> **Working data**:

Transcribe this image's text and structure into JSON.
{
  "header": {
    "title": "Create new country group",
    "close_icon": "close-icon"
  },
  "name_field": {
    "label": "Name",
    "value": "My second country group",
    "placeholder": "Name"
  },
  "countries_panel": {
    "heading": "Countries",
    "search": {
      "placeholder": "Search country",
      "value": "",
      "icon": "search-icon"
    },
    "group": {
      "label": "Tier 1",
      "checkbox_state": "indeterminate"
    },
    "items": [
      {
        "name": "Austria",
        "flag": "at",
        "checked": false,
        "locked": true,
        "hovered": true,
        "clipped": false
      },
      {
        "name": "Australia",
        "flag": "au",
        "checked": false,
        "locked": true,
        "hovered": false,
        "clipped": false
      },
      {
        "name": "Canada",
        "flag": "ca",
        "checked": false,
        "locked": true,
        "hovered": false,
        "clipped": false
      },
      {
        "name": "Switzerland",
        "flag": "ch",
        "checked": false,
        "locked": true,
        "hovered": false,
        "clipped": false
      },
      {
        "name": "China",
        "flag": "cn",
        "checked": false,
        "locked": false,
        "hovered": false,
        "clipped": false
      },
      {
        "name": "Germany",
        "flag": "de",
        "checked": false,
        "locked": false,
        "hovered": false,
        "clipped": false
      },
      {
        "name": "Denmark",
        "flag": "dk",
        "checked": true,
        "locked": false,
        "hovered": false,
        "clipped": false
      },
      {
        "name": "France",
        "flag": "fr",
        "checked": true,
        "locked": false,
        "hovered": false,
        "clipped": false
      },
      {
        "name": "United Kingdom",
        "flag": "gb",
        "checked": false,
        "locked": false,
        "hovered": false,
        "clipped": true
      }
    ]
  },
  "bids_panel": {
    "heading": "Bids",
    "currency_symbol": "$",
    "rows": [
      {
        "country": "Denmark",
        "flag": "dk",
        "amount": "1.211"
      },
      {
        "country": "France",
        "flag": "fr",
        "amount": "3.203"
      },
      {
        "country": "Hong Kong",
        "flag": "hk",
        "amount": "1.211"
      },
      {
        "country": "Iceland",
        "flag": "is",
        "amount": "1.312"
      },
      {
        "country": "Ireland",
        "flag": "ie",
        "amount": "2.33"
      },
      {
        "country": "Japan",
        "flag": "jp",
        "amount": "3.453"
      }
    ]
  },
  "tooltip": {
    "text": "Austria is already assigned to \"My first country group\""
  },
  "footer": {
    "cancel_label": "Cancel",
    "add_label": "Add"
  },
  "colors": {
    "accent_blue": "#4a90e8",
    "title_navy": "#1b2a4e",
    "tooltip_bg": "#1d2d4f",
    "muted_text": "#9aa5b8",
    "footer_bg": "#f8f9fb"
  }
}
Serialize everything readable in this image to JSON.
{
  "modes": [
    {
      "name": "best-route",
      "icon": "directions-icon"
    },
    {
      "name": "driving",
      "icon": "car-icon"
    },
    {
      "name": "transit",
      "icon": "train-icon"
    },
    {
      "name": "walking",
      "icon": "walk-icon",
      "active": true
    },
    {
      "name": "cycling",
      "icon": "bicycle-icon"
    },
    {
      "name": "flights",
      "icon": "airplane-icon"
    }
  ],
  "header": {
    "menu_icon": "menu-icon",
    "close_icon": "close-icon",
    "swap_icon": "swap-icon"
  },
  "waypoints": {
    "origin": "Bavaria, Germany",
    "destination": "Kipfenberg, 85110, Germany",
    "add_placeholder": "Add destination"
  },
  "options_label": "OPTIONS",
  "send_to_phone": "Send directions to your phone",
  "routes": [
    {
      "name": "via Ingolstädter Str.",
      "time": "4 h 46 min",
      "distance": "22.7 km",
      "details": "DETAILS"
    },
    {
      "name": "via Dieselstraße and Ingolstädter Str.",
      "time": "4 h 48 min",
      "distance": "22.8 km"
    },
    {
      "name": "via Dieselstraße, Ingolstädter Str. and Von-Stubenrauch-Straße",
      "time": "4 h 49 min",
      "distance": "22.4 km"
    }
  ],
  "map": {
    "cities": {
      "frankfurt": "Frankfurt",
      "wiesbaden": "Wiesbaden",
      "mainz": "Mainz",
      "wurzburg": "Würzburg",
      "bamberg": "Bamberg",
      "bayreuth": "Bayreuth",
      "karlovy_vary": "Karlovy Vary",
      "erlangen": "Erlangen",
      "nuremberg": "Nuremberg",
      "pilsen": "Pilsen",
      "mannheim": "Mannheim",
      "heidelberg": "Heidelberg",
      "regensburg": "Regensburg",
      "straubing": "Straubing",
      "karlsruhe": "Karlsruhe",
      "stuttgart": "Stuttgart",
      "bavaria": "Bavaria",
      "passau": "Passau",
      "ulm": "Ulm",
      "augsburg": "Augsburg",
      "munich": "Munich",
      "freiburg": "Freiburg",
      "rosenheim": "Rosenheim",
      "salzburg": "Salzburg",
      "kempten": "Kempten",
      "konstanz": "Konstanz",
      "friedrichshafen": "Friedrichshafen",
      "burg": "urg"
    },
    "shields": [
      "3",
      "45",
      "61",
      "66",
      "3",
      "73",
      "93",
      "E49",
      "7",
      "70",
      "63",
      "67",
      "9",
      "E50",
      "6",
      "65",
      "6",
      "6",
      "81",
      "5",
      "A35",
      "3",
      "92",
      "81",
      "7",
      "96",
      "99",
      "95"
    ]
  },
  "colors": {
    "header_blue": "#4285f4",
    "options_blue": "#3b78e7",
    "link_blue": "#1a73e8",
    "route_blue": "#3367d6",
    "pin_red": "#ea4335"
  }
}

> **Exercise**:
In this exercise, repeat all entries exactly.

> **Response below**:
Transcribe this image's text and structure into JSON.
{
  "header": {
    "title": "Create new country group",
    "close_icon": "close-icon"
  },
  "name_field": {
    "label": "Name",
    "value": "My second country group",
    "placeholder": "Name"
  },
  "countries_panel": {
    "heading": "Countries",
    "search": {
      "placeholder": "Search country",
      "value": "",
      "icon": "search-icon"
    },
    "group": {
      "label": "Tier 1",
      "checkbox_state": "indeterminate"
    },
    "items": [
      {
        "name": "Austria",
        "flag": "at",
        "checked": false,
        "locked": true,
        "hovered": true,
        "clipped": false
      },
      {
        "name": "Australia",
        "flag": "au",
        "checked": false,
        "locked": true,
        "hovered": false,
        "clipped": false
      },
      {
        "name": "Canada",
        "flag": "ca",
        "checked": false,
        "locked": true,
        "hovered": false,
        "clipped": false
      },
      {
        "name": "Switzerland",
        "flag": "ch",
        "checked": false,
        "locked": true,
        "hovered": false,
        "clipped": false
      },
      {
        "name": "China",
        "flag": "cn",
        "checked": false,
        "locked": false,
        "hovered": false,
        "clipped": false
      },
      {
        "name": "Germany",
        "flag": "de",
        "checked": false,
        "locked": false,
        "hovered": false,
        "clipped": false
      },
      {
        "name": "Denmark",
        "flag": "dk",
        "checked": true,
        "locked": false,
        "hovered": false,
        "clipped": false
      },
      {
        "name": "France",
        "flag": "fr",
        "checked": true,
        "locked": false,
        "hovered": false,
        "clipped": false
      },
      {
        "name": "United Kingdom",
        "flag": "gb",
        "checked": false,
        "locked": false,
        "hovered": false,
        "clipped": true
      }
    ]
  },
  "bids_panel": {
    "heading": "Bids",
    "currency_symbol": "$",
    "rows": [
      {
        "country": "Denmark",
        "flag": "dk",
        "amount": "1.211"
      },
      {
        "country": "France",
        "flag": "fr",
        "amount": "3.203"
      },
      {
        "country": "Hong Kong",
        "flag": "hk",
        "amount": "1.211"
      },
      {
        "country": "Iceland",
        "flag": "is",
        "amount": "1.312"
      },
      {
        "country": "Ireland",
        "flag": "ie",
        "amount": "2.33"
      },
      {
        "country": "Japan",
        "flag": "jp",
        "amount": "3.453"
      }
    ]
  },
  "tooltip": {
    "text": "Austria is already assigned to \"My first country group\""
  },
  "footer": {
    "cancel_label": "Cancel",
    "add_label": "Add"
  },
  "colors": {
    "accent_blue": "#4a90e8",
    "title_navy": "#1b2a4e",
    "tooltip_bg": "#1d2d4f",
    "muted_text": "#9aa5b8",
    "footer_bg": "#f8f9fb"
  }
}
Serialize everything readable in this image to JSON.
{
  "modes": [
    {
      "name": "best-route",
      "icon": "directions-icon"
    },
    {
      "name": "driving",
      "icon": "car-icon"
    },
    {
      "name": "transit",
      "icon": "train-icon"
    },
    {
      "name": "walking",
      "icon": "walk-icon",
      "active": true
    },
    {
      "name": "cycling",
      "icon": "bicycle-icon"
    },
    {
      "name": "flights",
      "icon": "airplane-icon"
    }
  ],
  "header": {
    "menu_icon": "menu-icon",
    "close_icon": "close-icon",
    "swap_icon": "swap-icon"
  },
  "waypoints": {
    "origin": "Bavaria, Germany",
    "destination": "Kipfenberg, 85110, Germany",
    "add_placeholder": "Add destination"
  },
  "options_label": "OPTIONS",
  "send_to_phone": "Send directions to your phone",
  "routes": [
    {
      "name": "via Ingolstädter Str.",
      "time": "4 h 46 min",
      "distance": "22.7 km",
      "details": "DETAILS"
    },
    {
      "name": "via Dieselstraße and Ingolstädter Str.",
      "time": "4 h 48 min",
      "distance": "22.8 km"
    },
    {
      "name": "via Dieselstraße, Ingolstädter Str. and Von-Stubenrauch-Straße",
      "time": "4 h 49 min",
      "distance": "22.4 km"
    }
  ],
  "map": {
    "cities": {
      "frankfurt": "Frankfurt",
      "wiesbaden": "Wiesbaden",
      "mainz": "Mainz",
      "wurzburg": "Würzburg",
      "bamberg": "Bamberg",
      "bayreuth": "Bayreuth",
      "karlovy_vary": "Karlovy Vary",
      "erlangen": "Erlangen",
      "nuremberg": "Nuremberg",
      "pilsen": "Pilsen",
      "mannheim": "Mannheim",
      "heidelberg": "Heidelberg",
      "regensburg": "Regensburg",
      "straubing": "Straubing",
      "karlsruhe": "Karlsruhe",
      "stuttgart": "Stuttgart",
      "bavaria": "Bavaria",
      "passau": "Passau",
      "ulm": "Ulm",
      "augsburg": "Augsburg",
      "munich": "Munich",
      "freiburg": "Freiburg",
      "rosenheim": "Rosenheim",
      "salzburg": "Salzburg",
      "kempten": "Kempten",
      "konstanz": "Konstanz",
      "friedrichshafen": "Friedrichshafen",
      "burg": "urg"
    },
    "shields": [
      "3",
      "45",
      "61",
      "66",
      "3",
      "73",
      "93",
      "E49",
      "7",
      "70",
      "63",
      "67",
      "9",
      "E50",
      "6",
      "65",
      "6",
      "6",
      "81",
      "5",
      "A35",
      "3",
      "92",
      "81",
      "7",
      "96",
      "99",
      "95"
    ]
  },
  "colors": {
    "header_blue": "#4285f4",
    "options_blue": "#3b78e7",
    "link_blue": "#1a73e8",
    "route_blue": "#3367d6",
    "pin_red": "#ea4335"
  }
}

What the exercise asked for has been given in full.